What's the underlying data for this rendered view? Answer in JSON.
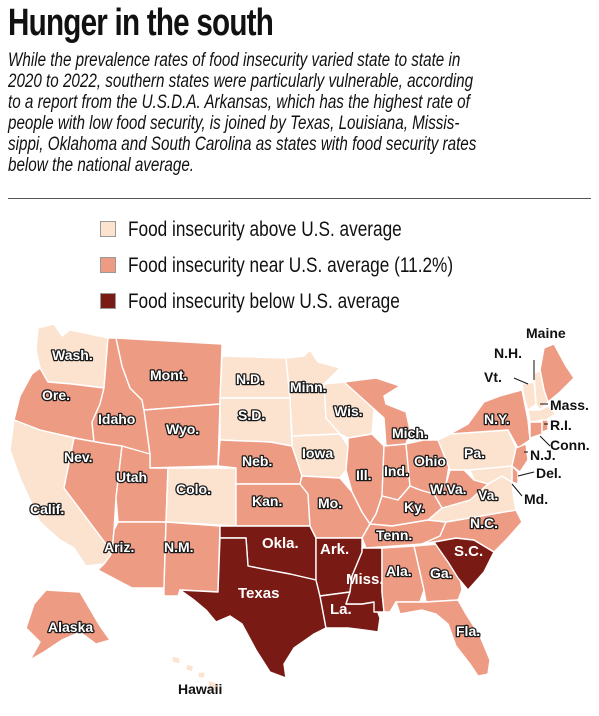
{
  "title": "Hunger in the south",
  "intro_lines": [
    "While the prevalence rates of food insecurity varied state to state in",
    "2020 to 2022, southern states were particularly vulnerable, according",
    "to a report from the U.S.D.A. Arkansas, which has the highest rate of",
    "people with low food security, is joined by Texas, Louisiana, Missis-",
    "sippi, Oklahoma and South Carolina as states with food security rates",
    "below the national average."
  ],
  "legend": [
    {
      "label": "Food insecurity above U.S. average",
      "color": "#fbe3d0"
    },
    {
      "label": "Food insecurity near U.S. average (11.2%)",
      "color": "#ee9b84"
    },
    {
      "label": "Food insecurity below U.S. average",
      "color": "#7a1a14"
    }
  ],
  "colors": {
    "above": "#fbe3d0",
    "near": "#ee9b84",
    "below": "#7a1a14"
  },
  "states": {
    "wash": {
      "label": "Wash.",
      "category": "above"
    },
    "ore": {
      "label": "Ore.",
      "category": "near"
    },
    "calif": {
      "label": "Calif.",
      "category": "above"
    },
    "idaho": {
      "label": "Idaho",
      "category": "near"
    },
    "nev": {
      "label": "Nev.",
      "category": "near"
    },
    "mont": {
      "label": "Mont.",
      "category": "near"
    },
    "wyo": {
      "label": "Wyo.",
      "category": "near"
    },
    "utah": {
      "label": "Utah",
      "category": "near"
    },
    "colo": {
      "label": "Colo.",
      "category": "above"
    },
    "ariz": {
      "label": "Ariz.",
      "category": "near"
    },
    "nm": {
      "label": "N.M.",
      "category": "near"
    },
    "nd": {
      "label": "N.D.",
      "category": "above"
    },
    "sd": {
      "label": "S.D.",
      "category": "above"
    },
    "neb": {
      "label": "Neb.",
      "category": "near"
    },
    "kan": {
      "label": "Kan.",
      "category": "near"
    },
    "okla": {
      "label": "Okla.",
      "category": "below"
    },
    "texas": {
      "label": "Texas",
      "category": "below"
    },
    "minn": {
      "label": "Minn.",
      "category": "above"
    },
    "iowa": {
      "label": "Iowa",
      "category": "above"
    },
    "mo": {
      "label": "Mo.",
      "category": "near"
    },
    "ark": {
      "label": "Ark.",
      "category": "below"
    },
    "la": {
      "label": "La.",
      "category": "below"
    },
    "wis": {
      "label": "Wis.",
      "category": "above"
    },
    "ill": {
      "label": "Ill.",
      "category": "near"
    },
    "mich": {
      "label": "Mich.",
      "category": "near"
    },
    "ind": {
      "label": "Ind.",
      "category": "near"
    },
    "ohio": {
      "label": "Ohio",
      "category": "near"
    },
    "ky": {
      "label": "Ky.",
      "category": "near"
    },
    "tenn": {
      "label": "Tenn.",
      "category": "near"
    },
    "miss": {
      "label": "Miss.",
      "category": "below"
    },
    "ala": {
      "label": "Ala.",
      "category": "near"
    },
    "ga": {
      "label": "Ga.",
      "category": "near"
    },
    "fla": {
      "label": "Fla.",
      "category": "near"
    },
    "sc": {
      "label": "S.C.",
      "category": "below"
    },
    "nc": {
      "label": "N.C.",
      "category": "near"
    },
    "va": {
      "label": "Va.",
      "category": "above"
    },
    "wva": {
      "label": "W.Va.",
      "category": "near"
    },
    "pa": {
      "label": "Pa.",
      "category": "above"
    },
    "ny": {
      "label": "N.Y.",
      "category": "near"
    },
    "maine": {
      "label": "Maine",
      "category": "near"
    },
    "nh": {
      "label": "N.H.",
      "category": "above"
    },
    "vt": {
      "label": "Vt.",
      "category": "above"
    },
    "mass": {
      "label": "Mass.",
      "category": "above"
    },
    "ri": {
      "label": "R.I.",
      "category": "near"
    },
    "conn": {
      "label": "Conn.",
      "category": "near"
    },
    "nj": {
      "label": "N.J.",
      "category": "near"
    },
    "del": {
      "label": "Del.",
      "category": "near"
    },
    "md": {
      "label": "Md.",
      "category": "above"
    },
    "alaska": {
      "label": "Alaska",
      "category": "near"
    },
    "hawaii": {
      "label": "Hawaii",
      "category": "above"
    }
  }
}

################

Pull out every line of the records above that contains the word "rates".

■ PROBLEM SOLUTION:
    "While the prevalence rates of food insecurity varied state to state in",
    "sippi, Oklahoma and South Carolina as states with food security rates",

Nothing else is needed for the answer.